**Task goal**
Write out the listing below without alteration, omitting its pictures.

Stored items
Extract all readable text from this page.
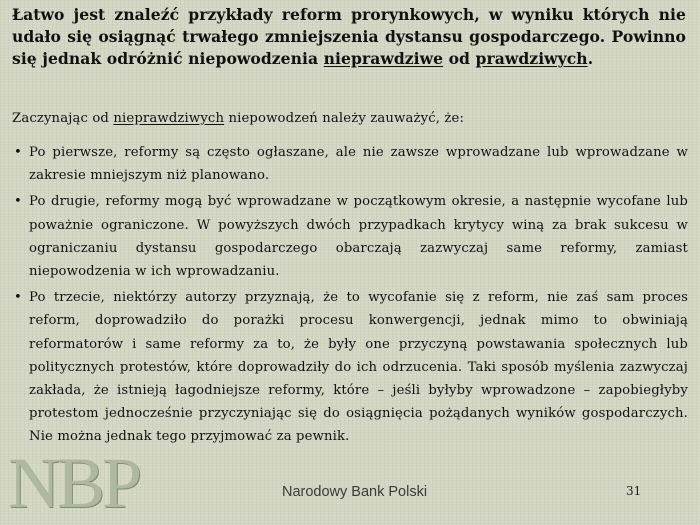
Łatwo jest znaleźć przykłady reform prorynkowych, w wyniku których nie udało się osiągnąć trwałego zmniejszenia dystansu gospodarczego. Powinno się jednak odróżnić niepowodzenia nieprawdziwe od prawdziwych.
Zaczynając od nieprawdziwych niepowodzeń należy zauważyć, że:
• Po pierwsze, reformy są często ogłaszane, ale nie zawsze wprowadzane lub wprowadzane w zakresie mniejszym niż planowano.
• Po drugie, reformy mogą być wprowadzane w początkowym okresie, a następnie wycofane lub poważnie ograniczone. W powyższych dwóch przypadkach krytycy winą za brak sukcesu w ograniczaniu dystansu gospodarczego obarczają zazwyczaj same reformy, zamiast niepowodzenia w ich wprowadzaniu.
• Po trzecie, niektórzy autorzy przyznają, że to wycofanie się z reform, nie zaś sam proces reform, doprowadziło do porażki procesu konwergencji, jednak mimo to obwiniają reformatorów i same reformy za to, że były one przyczyną powstawania społecznych lub politycznych protestów, które doprowadziły do ich odrzucenia. Taki sposób myślenia zazwyczaj zakłada, że istnieją łagodniejsze reformy, które – jeśli byłyby wprowadzone – zapobiegłyby protestom jednocześnie przyczyniając się do osiągnięcia pożądanych wyników gospodarczych. Nie można jednak tego przyjmować za pewnik.
NBP	Narodowy Bank Polski	31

**Task solution**
Extract all readable text from this page.
Łatwo jest znaleźć przykłady reform prorynkowych, w wyniku których nie udało się osiągnąć trwałego zmniejszenia dystansu gospodarczego. Powinno się jednak odróżnić niepowodzenia nieprawdziwe od prawdziwych.
Zaczynając od nieprawdziwych niepowodzeń należy zauważyć, że:
• Po pierwsze, reformy są często ogłaszane, ale nie zawsze wprowadzane lub wprowadzane w zakresie mniejszym niż planowano.
• Po drugie, reformy mogą być wprowadzane w początkowym okresie, a następnie wycofane lub poważnie ograniczone. W powyższych dwóch przypadkach krytycy winą za brak sukcesu w ograniczaniu dystansu gospodarczego obarczają zazwyczaj same reformy, zamiast niepowodzenia w ich wprowadzaniu.
• Po trzecie, niektórzy autorzy przyznają, że to wycofanie się z reform, nie zaś sam proces reform, doprowadziło do porażki procesu konwergencji, jednak mimo to obwiniają reformatorów i same reformy za to, że były one przyczyną powstawania społecznych lub politycznych protestów, które doprowadziły do ich odrzucenia. Taki sposób myślenia zazwyczaj zakłada, że istnieją łagodniejsze reformy, które – jeśli byłyby wprowadzone – zapobiegłyby protestom jednocześnie przyczyniając się do osiągnięcia pożądanych wyników gospodarczych. Nie można jednak tego przyjmować za pewnik.
NBP	Narodowy Bank Polski	31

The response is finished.